▶ _Data records_:
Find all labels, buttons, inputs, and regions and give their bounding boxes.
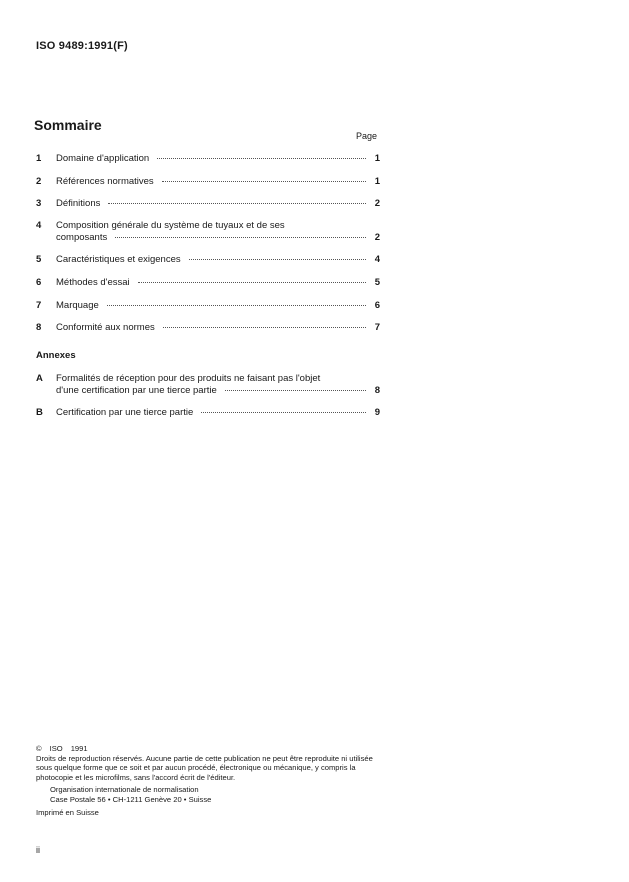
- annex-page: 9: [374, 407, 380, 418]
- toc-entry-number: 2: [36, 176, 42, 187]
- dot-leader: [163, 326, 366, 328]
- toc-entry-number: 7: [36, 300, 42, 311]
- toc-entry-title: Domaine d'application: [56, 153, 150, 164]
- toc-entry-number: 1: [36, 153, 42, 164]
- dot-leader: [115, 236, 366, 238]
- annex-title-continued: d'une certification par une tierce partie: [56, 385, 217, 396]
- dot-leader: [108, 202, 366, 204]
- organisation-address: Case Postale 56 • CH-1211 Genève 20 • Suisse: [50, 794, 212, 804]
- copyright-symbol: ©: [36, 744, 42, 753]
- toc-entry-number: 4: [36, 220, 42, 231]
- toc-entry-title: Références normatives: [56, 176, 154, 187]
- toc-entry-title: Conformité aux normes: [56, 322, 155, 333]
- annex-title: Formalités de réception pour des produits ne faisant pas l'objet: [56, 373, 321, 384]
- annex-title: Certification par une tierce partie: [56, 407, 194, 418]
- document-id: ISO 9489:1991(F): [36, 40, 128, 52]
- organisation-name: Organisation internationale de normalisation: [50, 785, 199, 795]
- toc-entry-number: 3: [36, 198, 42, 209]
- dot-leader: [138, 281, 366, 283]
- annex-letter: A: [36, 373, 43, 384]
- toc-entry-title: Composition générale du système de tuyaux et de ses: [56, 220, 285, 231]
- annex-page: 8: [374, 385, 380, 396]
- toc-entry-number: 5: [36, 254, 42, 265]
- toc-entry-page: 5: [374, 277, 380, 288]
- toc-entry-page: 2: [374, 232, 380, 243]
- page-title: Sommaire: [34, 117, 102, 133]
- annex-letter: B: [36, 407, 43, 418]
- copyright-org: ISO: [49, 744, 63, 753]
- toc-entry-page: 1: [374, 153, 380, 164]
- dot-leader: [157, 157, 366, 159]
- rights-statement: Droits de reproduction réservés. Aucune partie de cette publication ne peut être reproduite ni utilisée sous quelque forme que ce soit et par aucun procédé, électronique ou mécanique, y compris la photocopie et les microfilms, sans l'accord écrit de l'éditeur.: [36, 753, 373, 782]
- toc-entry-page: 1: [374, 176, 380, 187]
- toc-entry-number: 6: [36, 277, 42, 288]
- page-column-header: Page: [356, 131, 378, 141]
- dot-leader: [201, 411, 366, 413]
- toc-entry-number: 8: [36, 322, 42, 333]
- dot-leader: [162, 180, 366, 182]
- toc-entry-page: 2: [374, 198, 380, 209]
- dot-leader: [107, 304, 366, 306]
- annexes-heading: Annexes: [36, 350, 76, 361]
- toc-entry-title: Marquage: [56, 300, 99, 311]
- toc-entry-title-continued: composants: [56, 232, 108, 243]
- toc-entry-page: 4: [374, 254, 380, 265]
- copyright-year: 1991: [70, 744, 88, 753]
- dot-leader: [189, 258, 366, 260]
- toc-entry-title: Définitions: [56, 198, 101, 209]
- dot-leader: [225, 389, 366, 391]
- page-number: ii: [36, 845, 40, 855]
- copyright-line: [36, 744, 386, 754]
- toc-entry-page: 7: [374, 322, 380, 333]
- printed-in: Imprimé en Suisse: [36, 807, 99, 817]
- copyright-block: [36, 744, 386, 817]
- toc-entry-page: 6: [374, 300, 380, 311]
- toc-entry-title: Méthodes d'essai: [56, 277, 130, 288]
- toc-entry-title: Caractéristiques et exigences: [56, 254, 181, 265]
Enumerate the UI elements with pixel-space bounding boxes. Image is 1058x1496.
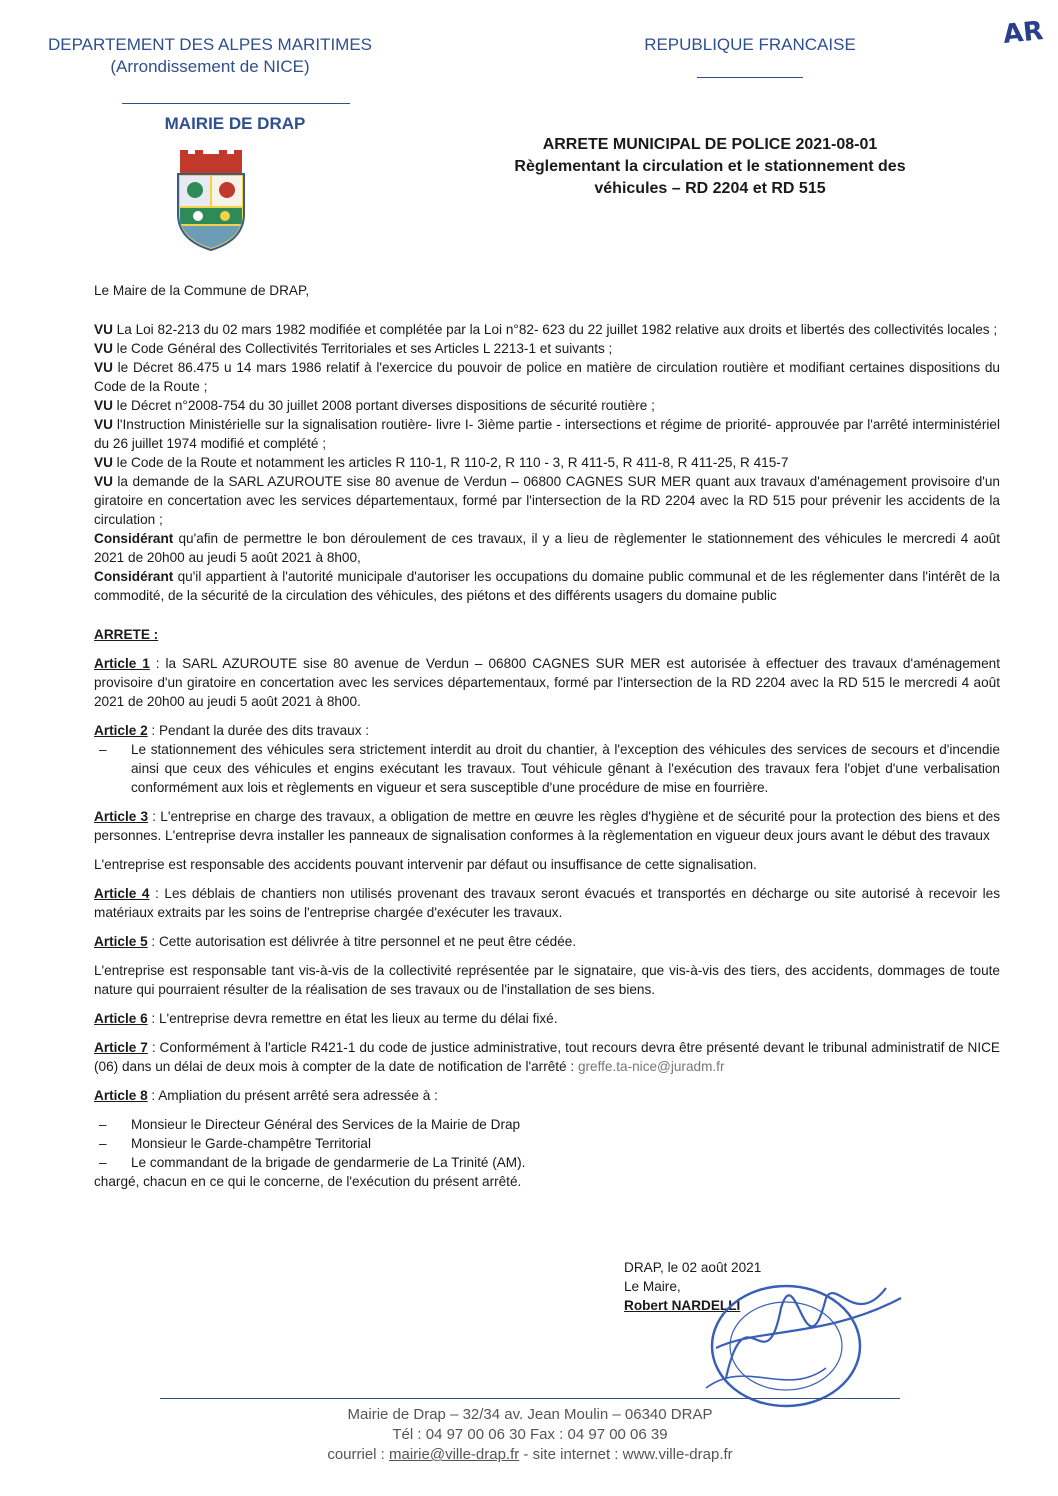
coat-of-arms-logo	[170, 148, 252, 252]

▶ _Task statement_: Can you swap every "toc-entry-number" in the entries for "toc-item-number" and write all the entries out again, with nothing else changed and the pictures left out?

▶ _Response_:
Find all labels, buttons, inputs, and regions and give their bounding boxes.
- annex-page: 9: [374, 407, 380, 418]
- toc-item-number: 2: [36, 176, 42, 187]
- dot-leader: [163, 326, 366, 328]
- toc-item-number: 7: [36, 300, 42, 311]
- toc-entry-title: Domaine d'application: [56, 153, 150, 164]
- toc-item-number: 1: [36, 153, 42, 164]
- dot-leader: [115, 236, 366, 238]
- annex-title-continued: d'une certification par une tierce partie: [56, 385, 217, 396]
- dot-leader: [108, 202, 366, 204]
- organisation-address: Case Postale 56 • CH-1211 Genève 20 • Suisse: [50, 794, 212, 804]
- copyright-symbol: ©: [36, 744, 42, 753]
- toc-item-number: 4: [36, 220, 42, 231]
- toc-entry-title: Références normatives: [56, 176, 154, 187]
- toc-entry-title: Conformité aux normes: [56, 322, 155, 333]
- annex-title: Formalités de réception pour des produits ne faisant pas l'objet: [56, 373, 321, 384]
- annex-title: Certification par une tierce partie: [56, 407, 194, 418]
- document-id: ISO 9489:1991(F): [36, 40, 128, 52]
- organisation-name: Organisation internationale de normalisation: [50, 785, 199, 795]
- toc-item-number: 3: [36, 198, 42, 209]
- dot-leader: [138, 281, 366, 283]
- annex-letter: A: [36, 373, 43, 384]
- toc-entry-title: Composition générale du système de tuyaux et de ses: [56, 220, 285, 231]
- annex-page: 8: [374, 385, 380, 396]
- toc-item-number: 5: [36, 254, 42, 265]
- toc-entry-page: 5: [374, 277, 380, 288]
- toc-entry-page: 2: [374, 232, 380, 243]
- page-title: Sommaire: [34, 117, 102, 133]
- annex-letter: B: [36, 407, 43, 418]
- copyright-org: ISO: [49, 744, 63, 753]
- toc-entry-page: 1: [374, 153, 380, 164]
- dot-leader: [157, 157, 366, 159]
- rights-statement: Droits de reproduction réservés. Aucune partie de cette publication ne peut être reproduite ni utilisée sous quelque forme que ce soit et par aucun procédé, électronique ou mécanique, y compris la photocopie et les microfilms, sans l'accord écrit de l'éditeur.: [36, 753, 373, 782]
- toc-entry-page: 1: [374, 176, 380, 187]
- toc-item-number: 6: [36, 277, 42, 288]
- page-column-header: Page: [356, 131, 378, 141]
- dot-leader: [201, 411, 366, 413]
- toc-item-number: 8: [36, 322, 42, 333]
- dot-leader: [162, 180, 366, 182]
- toc-entry-page: 2: [374, 198, 380, 209]
- dot-leader: [107, 304, 366, 306]
- annexes-heading: Annexes: [36, 350, 76, 361]
- toc-entry-title: Marquage: [56, 300, 99, 311]
- toc-entry-title-continued: composants: [56, 232, 108, 243]
- toc-entry-page: 4: [374, 254, 380, 265]
- copyright-year: 1991: [70, 744, 88, 753]
- dot-leader: [189, 258, 366, 260]
- toc-entry-title: Définitions: [56, 198, 101, 209]
- dot-leader: [225, 389, 366, 391]
- page-number: ii: [36, 845, 40, 855]
- copyright-line: [36, 744, 386, 754]
- toc-entry-page: 7: [374, 322, 380, 333]
- printed-in: Imprimé en Suisse: [36, 807, 99, 817]
- copyright-block: [36, 744, 386, 817]
- toc-entry-page: 6: [374, 300, 380, 311]
- toc-entry-title: Méthodes d'essai: [56, 277, 130, 288]
- toc-entry-title: Caractéristiques et exigences: [56, 254, 181, 265]
Enumerate the UI elements with pixel-space bounding boxes. Image is 1058x1496.
coat-of-arms-logo	[170, 148, 252, 252]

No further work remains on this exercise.